### AIM:
Return the whole listing, keeping every character the same.

## BEGIN

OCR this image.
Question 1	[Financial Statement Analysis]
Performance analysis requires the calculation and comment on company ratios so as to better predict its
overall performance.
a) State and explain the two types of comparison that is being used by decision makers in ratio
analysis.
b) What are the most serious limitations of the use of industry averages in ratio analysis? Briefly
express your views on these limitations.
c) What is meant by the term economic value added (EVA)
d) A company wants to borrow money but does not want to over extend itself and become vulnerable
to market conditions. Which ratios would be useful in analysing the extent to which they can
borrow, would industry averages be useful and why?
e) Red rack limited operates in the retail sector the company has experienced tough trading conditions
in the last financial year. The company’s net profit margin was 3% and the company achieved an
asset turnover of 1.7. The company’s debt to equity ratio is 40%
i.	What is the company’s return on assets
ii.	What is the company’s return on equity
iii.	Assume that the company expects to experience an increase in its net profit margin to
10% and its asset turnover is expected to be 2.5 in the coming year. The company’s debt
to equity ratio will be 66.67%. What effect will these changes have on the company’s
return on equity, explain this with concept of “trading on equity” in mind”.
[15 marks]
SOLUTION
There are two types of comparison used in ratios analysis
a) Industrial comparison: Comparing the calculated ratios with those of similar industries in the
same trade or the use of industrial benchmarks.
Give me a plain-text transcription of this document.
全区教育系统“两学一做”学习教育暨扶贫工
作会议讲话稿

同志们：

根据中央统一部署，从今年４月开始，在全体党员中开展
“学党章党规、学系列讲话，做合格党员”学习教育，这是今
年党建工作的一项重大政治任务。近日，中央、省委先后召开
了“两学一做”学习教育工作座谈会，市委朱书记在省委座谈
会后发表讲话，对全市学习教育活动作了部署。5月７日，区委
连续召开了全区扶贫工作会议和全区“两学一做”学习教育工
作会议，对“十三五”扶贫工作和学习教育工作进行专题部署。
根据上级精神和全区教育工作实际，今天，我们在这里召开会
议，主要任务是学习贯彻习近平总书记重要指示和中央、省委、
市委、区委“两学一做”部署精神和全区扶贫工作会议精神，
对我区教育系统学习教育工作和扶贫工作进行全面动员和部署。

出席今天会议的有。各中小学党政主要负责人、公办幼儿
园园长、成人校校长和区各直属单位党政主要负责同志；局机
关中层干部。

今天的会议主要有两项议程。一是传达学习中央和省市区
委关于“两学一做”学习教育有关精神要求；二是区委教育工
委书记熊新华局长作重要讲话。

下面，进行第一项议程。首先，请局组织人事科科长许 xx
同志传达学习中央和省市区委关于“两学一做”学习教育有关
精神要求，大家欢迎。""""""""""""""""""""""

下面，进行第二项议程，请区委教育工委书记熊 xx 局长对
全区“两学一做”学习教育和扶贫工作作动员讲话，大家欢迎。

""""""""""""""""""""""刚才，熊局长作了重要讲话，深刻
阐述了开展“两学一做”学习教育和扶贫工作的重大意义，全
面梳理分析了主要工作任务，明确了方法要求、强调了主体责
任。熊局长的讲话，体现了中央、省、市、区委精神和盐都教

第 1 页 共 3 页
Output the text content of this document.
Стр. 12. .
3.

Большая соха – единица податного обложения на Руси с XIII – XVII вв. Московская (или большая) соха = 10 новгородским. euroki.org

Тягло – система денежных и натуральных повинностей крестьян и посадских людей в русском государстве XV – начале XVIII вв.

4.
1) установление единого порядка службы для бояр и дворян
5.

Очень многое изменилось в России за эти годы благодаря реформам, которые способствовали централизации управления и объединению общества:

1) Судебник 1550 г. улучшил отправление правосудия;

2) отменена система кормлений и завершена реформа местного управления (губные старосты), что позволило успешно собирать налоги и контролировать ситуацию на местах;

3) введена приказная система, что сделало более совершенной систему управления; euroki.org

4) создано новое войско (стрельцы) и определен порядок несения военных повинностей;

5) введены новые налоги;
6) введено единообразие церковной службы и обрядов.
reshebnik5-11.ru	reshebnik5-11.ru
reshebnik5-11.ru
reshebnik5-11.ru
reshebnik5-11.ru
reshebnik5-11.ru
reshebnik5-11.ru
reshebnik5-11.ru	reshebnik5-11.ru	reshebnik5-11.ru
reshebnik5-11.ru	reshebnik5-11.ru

## END

### OUTPUT:
OCR this image.
Question 1	[Financial Statement Analysis]
Performance analysis requires the calculation and comment on company ratios so as to better predict its
overall performance.
a) State and explain the two types of comparison that is being used by decision makers in ratio
analysis.
b) What are the most serious limitations of the use of industry averages in ratio analysis? Briefly
express your views on these limitations.
c) What is meant by the term economic value added (EVA)
d) A company wants to borrow money but does not want to over extend itself and become vulnerable
to market conditions. Which ratios would be useful in analysing the extent to which they can
borrow, would industry averages be useful and why?
e) Red rack limited operates in the retail sector the company has experienced tough trading conditions
in the last financial year. The company’s net profit margin was 3% and the company achieved an
asset turnover of 1.7. The company’s debt to equity ratio is 40%
i.	What is the company’s return on assets
ii.	What is the company’s return on equity
iii.	Assume that the company expects to experience an increase in its net profit margin to
10% and its asset turnover is expected to be 2.5 in the coming year. The company’s debt
to equity ratio will be 66.67%. What effect will these changes have on the company’s
return on equity, explain this with concept of “trading on equity” in mind”.
[15 marks]
SOLUTION
There are two types of comparison used in ratios analysis
a) Industrial comparison: Comparing the calculated ratios with those of similar industries in the
same trade or the use of industrial benchmarks.
Give me a plain-text transcription of this document.
全区教育系统“两学一做”学习教育暨扶贫工
作会议讲话稿

同志们：

根据中央统一部署，从今年４月开始，在全体党员中开展
“学党章党规、学系列讲话，做合格党员”学习教育，这是今
年党建工作的一项重大政治任务。近日，中央、省委先后召开
了“两学一做”学习教育工作座谈会，市委朱书记在省委座谈
会后发表讲话，对全市学习教育活动作了部署。5月７日，区委
连续召开了全区扶贫工作会议和全区“两学一做”学习教育工
作会议，对“十三五”扶贫工作和学习教育工作进行专题部署。
根据上级精神和全区教育工作实际，今天，我们在这里召开会
议，主要任务是学习贯彻习近平总书记重要指示和中央、省委、
市委、区委“两学一做”部署精神和全区扶贫工作会议精神，
对我区教育系统学习教育工作和扶贫工作进行全面动员和部署。

出席今天会议的有。各中小学党政主要负责人、公办幼儿
园园长、成人校校长和区各直属单位党政主要负责同志；局机
关中层干部。

今天的会议主要有两项议程。一是传达学习中央和省市区
委关于“两学一做”学习教育有关精神要求；二是区委教育工
委书记熊新华局长作重要讲话。

下面，进行第一项议程。首先，请局组织人事科科长许 xx
同志传达学习中央和省市区委关于“两学一做”学习教育有关
精神要求，大家欢迎。""""""""""""""""""""""

下面，进行第二项议程，请区委教育工委书记熊 xx 局长对
全区“两学一做”学习教育和扶贫工作作动员讲话，大家欢迎。

""""""""""""""""""""""刚才，熊局长作了重要讲话，深刻
阐述了开展“两学一做”学习教育和扶贫工作的重大意义，全
面梳理分析了主要工作任务，明确了方法要求、强调了主体责
任。熊局长的讲话，体现了中央、省、市、区委精神和盐都教

第 1 页 共 3 页
Output the text content of this document.
Стр. 12. .
3.

Большая соха – единица податного обложения на Руси с XIII – XVII вв. Московская (или большая) соха = 10 новгородским. euroki.org

Тягло – система денежных и натуральных повинностей крестьян и посадских людей в русском государстве XV – начале XVIII вв.

4.
1) установление единого порядка службы для бояр и дворян
5.

Очень многое изменилось в России за эти годы благодаря реформам, которые способствовали централизации управления и объединению общества:

1) Судебник 1550 г. улучшил отправление правосудия;

2) отменена система кормлений и завершена реформа местного управления (губные старосты), что позволило успешно собирать налоги и контролировать ситуацию на местах;

3) введена приказная система, что сделало более совершенной систему управления; euroki.org

4) создано новое войско (стрельцы) и определен порядок несения военных повинностей;

5) введены новые налоги;
6) введено единообразие церковной службы и обрядов.
reshebnik5-11.ru	reshebnik5-11.ru
reshebnik5-11.ru
reshebnik5-11.ru
reshebnik5-11.ru
reshebnik5-11.ru
reshebnik5-11.ru
reshebnik5-11.ru	reshebnik5-11.ru	reshebnik5-11.ru
reshebnik5-11.ru	reshebnik5-11.ru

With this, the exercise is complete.